• **What to do**: Only a number is wanted here: the number of lines of the data that include "North".

• **Data shown**:
----
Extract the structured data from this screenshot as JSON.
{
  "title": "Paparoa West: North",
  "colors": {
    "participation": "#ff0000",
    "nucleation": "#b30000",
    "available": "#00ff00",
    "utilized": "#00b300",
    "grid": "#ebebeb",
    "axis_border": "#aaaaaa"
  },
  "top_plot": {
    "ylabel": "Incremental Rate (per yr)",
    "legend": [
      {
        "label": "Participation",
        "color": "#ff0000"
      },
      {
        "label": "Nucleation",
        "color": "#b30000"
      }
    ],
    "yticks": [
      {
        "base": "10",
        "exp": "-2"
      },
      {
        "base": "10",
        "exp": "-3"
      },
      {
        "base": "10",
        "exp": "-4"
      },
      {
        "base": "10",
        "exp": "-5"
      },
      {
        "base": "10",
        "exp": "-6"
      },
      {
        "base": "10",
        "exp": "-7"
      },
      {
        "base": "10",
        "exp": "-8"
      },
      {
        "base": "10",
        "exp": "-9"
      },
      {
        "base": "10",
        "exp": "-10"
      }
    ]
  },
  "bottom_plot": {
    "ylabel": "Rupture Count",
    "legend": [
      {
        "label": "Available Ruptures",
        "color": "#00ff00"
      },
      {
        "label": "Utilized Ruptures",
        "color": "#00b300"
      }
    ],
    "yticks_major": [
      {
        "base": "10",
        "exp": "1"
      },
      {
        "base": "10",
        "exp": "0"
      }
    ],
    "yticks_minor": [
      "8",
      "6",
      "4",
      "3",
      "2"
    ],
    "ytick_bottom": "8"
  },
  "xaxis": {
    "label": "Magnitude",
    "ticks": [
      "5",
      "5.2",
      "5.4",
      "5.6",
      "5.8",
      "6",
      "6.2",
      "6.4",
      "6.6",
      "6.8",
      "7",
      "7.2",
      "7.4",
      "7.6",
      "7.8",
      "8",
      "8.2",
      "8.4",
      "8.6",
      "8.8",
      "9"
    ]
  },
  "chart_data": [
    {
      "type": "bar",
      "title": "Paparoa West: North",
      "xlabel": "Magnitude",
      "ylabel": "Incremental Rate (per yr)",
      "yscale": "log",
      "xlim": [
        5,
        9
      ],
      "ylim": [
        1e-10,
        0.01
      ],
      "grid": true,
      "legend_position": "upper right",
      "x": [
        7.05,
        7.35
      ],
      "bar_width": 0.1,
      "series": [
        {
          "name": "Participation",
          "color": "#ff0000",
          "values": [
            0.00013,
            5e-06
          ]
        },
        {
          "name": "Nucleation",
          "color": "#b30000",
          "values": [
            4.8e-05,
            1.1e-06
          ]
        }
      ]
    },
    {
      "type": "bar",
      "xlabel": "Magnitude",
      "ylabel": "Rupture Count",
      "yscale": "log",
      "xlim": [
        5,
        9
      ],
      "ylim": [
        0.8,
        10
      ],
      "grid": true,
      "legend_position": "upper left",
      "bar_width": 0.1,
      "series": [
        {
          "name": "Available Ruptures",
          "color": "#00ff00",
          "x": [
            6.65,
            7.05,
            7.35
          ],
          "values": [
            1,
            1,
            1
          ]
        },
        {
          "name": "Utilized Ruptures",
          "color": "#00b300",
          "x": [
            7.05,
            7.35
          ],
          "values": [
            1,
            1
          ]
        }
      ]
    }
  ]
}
----
• **Task response**: 2